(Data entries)
----
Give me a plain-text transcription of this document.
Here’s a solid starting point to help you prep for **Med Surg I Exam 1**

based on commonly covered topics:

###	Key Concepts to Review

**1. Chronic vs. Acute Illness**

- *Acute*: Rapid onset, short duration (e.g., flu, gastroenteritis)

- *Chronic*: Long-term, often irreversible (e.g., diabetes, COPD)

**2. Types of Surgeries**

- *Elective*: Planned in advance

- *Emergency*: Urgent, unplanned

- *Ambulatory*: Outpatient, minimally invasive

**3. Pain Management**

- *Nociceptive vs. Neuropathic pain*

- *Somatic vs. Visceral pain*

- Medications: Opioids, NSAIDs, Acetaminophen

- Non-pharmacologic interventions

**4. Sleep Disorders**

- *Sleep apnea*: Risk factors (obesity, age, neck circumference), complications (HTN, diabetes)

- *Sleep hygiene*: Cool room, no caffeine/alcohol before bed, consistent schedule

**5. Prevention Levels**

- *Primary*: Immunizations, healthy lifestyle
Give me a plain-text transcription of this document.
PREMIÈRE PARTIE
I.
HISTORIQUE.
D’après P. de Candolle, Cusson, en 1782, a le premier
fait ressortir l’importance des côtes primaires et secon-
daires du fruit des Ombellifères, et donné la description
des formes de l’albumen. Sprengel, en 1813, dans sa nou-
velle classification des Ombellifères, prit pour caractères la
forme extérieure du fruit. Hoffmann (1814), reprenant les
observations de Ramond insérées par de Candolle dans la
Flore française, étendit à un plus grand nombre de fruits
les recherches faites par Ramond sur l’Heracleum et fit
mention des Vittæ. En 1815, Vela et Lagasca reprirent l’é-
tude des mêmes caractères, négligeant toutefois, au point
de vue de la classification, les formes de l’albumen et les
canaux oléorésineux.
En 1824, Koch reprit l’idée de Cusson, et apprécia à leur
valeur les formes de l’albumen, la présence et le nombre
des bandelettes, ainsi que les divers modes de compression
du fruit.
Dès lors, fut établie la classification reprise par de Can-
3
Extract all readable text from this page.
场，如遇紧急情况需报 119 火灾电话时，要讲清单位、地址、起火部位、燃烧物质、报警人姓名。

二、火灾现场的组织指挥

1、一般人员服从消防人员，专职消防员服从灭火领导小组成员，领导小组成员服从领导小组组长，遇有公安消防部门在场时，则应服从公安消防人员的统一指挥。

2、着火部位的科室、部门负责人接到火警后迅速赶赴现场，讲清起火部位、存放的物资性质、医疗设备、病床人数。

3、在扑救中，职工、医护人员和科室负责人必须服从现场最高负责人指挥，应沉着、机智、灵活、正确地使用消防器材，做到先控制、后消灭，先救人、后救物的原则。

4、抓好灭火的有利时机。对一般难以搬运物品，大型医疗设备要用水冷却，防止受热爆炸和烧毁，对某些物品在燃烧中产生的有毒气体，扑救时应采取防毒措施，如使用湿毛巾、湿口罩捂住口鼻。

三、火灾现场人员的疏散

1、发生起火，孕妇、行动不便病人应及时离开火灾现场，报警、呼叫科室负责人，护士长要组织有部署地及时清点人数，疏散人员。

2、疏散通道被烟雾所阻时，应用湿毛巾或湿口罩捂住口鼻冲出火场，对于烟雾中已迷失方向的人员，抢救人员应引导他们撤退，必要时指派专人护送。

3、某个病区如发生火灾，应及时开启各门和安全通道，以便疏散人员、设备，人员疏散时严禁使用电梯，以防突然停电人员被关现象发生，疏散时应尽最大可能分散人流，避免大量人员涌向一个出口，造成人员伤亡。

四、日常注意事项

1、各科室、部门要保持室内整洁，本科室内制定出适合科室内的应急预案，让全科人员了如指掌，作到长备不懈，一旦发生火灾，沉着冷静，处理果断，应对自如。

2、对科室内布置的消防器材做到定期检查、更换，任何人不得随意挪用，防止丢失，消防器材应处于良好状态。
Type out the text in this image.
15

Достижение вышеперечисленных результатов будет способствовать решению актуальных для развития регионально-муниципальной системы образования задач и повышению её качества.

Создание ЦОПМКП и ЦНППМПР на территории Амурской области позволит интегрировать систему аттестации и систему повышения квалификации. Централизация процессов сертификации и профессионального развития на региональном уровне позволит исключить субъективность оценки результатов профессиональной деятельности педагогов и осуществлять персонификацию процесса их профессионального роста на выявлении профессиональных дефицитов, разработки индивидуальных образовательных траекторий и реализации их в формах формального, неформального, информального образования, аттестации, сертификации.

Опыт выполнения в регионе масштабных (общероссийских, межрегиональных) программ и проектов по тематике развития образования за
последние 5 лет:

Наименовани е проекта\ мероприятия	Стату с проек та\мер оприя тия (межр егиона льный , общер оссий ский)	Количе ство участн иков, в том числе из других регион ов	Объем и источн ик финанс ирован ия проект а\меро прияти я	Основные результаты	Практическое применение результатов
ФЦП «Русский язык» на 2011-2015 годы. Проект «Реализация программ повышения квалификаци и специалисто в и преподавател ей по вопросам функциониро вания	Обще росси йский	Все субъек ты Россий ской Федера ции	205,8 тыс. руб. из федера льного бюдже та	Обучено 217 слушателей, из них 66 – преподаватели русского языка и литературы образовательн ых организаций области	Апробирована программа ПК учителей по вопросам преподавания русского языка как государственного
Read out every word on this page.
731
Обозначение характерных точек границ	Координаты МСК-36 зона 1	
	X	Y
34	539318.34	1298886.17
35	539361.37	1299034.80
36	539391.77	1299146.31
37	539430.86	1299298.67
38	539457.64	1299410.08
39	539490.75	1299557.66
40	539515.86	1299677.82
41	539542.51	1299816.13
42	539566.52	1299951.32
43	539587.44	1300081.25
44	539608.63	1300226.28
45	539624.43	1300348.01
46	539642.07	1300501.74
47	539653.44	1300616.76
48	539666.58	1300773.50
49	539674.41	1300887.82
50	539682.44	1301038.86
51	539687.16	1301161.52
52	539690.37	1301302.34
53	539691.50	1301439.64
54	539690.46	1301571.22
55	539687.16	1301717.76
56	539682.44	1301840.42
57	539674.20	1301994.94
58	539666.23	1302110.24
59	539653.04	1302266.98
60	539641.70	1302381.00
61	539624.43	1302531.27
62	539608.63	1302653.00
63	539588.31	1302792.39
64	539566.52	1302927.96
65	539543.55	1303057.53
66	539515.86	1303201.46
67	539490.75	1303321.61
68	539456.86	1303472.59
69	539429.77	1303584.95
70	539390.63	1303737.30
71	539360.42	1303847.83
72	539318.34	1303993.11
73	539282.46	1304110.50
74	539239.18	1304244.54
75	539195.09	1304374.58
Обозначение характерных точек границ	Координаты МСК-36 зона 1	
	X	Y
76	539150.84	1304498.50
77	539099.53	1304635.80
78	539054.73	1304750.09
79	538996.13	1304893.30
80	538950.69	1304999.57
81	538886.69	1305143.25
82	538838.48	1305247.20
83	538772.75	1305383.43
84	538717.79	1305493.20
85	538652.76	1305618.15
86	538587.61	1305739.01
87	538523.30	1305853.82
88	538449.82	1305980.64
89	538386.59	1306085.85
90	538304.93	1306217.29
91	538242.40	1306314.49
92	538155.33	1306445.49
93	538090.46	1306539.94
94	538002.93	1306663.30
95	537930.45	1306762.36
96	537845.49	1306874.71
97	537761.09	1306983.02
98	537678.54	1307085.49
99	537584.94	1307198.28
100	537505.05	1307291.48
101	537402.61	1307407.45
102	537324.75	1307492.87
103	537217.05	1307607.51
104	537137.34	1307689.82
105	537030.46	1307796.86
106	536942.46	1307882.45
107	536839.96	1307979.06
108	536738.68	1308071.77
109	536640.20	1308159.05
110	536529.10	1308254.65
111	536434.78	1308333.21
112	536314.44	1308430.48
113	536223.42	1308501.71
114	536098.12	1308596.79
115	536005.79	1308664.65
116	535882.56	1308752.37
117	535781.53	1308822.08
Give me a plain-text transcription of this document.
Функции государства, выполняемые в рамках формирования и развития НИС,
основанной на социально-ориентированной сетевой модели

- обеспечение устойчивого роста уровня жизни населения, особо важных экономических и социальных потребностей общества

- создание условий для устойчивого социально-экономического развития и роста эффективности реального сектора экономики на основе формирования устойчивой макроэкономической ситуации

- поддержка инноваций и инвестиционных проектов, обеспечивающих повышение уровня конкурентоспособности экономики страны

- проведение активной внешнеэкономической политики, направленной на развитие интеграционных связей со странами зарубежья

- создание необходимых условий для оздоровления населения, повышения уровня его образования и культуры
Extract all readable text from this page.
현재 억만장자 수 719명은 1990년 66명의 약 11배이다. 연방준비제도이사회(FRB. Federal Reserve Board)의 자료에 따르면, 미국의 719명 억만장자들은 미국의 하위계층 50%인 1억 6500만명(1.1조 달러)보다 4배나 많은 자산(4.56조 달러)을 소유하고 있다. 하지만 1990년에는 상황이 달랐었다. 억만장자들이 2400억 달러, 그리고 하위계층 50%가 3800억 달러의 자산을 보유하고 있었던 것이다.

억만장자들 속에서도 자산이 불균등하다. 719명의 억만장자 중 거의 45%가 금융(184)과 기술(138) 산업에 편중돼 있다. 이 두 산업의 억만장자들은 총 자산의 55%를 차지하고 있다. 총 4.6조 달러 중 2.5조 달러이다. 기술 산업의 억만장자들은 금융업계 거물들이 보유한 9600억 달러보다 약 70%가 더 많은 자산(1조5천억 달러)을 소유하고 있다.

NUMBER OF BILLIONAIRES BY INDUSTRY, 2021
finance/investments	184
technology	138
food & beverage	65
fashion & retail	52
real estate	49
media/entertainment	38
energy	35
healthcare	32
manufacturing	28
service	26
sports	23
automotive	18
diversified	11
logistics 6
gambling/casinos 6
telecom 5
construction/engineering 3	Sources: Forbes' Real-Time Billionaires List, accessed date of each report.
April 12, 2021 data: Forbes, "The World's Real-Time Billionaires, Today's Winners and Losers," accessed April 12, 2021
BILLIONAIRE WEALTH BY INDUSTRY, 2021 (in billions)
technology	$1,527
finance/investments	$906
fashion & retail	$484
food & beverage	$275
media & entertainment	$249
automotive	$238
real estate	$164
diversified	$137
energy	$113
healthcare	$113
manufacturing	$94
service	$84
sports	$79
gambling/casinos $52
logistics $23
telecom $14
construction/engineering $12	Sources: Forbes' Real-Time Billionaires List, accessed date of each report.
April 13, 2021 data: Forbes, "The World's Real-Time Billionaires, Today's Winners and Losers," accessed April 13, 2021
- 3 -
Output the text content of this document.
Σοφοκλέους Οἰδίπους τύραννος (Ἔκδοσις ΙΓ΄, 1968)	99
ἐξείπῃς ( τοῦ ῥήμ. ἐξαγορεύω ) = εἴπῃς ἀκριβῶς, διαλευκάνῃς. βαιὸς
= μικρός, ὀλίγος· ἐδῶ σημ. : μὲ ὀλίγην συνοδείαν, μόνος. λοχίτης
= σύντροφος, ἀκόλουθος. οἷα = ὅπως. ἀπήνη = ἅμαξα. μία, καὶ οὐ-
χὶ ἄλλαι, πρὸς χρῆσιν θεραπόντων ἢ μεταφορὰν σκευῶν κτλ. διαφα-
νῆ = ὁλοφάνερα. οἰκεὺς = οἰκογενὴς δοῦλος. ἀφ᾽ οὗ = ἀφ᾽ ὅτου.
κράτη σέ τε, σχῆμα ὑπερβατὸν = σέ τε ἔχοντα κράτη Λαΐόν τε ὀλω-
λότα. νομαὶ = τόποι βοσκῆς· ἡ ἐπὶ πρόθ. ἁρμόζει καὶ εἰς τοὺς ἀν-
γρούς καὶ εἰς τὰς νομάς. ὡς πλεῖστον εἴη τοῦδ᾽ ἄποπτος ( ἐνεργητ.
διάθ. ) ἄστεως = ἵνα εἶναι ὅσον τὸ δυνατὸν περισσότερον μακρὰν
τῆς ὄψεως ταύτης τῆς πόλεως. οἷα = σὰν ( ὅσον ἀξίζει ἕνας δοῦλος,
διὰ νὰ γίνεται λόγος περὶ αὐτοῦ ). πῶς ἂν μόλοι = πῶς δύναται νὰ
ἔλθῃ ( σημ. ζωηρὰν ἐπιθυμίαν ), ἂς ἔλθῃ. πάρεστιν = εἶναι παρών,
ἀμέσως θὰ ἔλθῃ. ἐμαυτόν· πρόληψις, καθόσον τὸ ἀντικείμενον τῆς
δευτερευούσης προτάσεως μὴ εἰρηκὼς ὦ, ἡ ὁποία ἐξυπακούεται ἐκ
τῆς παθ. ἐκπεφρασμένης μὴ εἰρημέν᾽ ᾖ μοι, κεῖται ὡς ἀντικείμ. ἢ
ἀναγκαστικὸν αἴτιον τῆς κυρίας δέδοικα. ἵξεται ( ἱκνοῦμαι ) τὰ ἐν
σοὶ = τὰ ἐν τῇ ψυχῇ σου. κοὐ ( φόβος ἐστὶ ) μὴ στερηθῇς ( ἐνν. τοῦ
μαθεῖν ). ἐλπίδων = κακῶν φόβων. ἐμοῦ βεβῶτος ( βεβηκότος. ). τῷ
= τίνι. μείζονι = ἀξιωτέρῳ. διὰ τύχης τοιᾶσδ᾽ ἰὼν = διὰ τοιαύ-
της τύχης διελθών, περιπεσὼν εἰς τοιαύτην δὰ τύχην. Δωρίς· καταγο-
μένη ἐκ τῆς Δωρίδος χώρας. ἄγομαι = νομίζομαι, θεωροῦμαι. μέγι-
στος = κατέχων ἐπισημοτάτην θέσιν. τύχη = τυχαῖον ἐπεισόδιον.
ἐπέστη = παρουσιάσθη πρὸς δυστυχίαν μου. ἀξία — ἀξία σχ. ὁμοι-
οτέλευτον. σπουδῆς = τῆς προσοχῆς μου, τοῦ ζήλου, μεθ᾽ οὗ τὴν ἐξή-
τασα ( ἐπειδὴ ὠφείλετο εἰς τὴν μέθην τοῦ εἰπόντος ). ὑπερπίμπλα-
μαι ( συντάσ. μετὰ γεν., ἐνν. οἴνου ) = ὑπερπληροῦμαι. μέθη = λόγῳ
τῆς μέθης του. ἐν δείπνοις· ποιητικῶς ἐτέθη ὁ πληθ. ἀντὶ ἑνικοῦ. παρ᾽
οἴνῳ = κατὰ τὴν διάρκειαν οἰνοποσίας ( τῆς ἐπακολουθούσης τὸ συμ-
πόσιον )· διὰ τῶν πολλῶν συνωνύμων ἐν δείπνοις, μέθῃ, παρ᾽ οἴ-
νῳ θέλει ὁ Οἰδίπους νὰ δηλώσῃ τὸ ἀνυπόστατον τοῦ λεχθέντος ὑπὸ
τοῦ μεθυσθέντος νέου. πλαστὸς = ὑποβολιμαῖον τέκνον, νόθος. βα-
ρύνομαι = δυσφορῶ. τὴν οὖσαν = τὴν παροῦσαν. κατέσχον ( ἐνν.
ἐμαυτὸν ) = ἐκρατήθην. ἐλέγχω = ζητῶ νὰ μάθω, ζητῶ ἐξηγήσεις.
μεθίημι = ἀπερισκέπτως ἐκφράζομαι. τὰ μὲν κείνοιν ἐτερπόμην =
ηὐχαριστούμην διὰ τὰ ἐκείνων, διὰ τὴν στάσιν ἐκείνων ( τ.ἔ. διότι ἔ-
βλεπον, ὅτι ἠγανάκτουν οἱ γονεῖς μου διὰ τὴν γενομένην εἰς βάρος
----
Return each line with "Chronic".

--- TASK OUTPUT ---
**1. Chronic vs. Acute Illness**
- *Chronic*: Long-term, often irreversible (e.g., diabetes, COPD)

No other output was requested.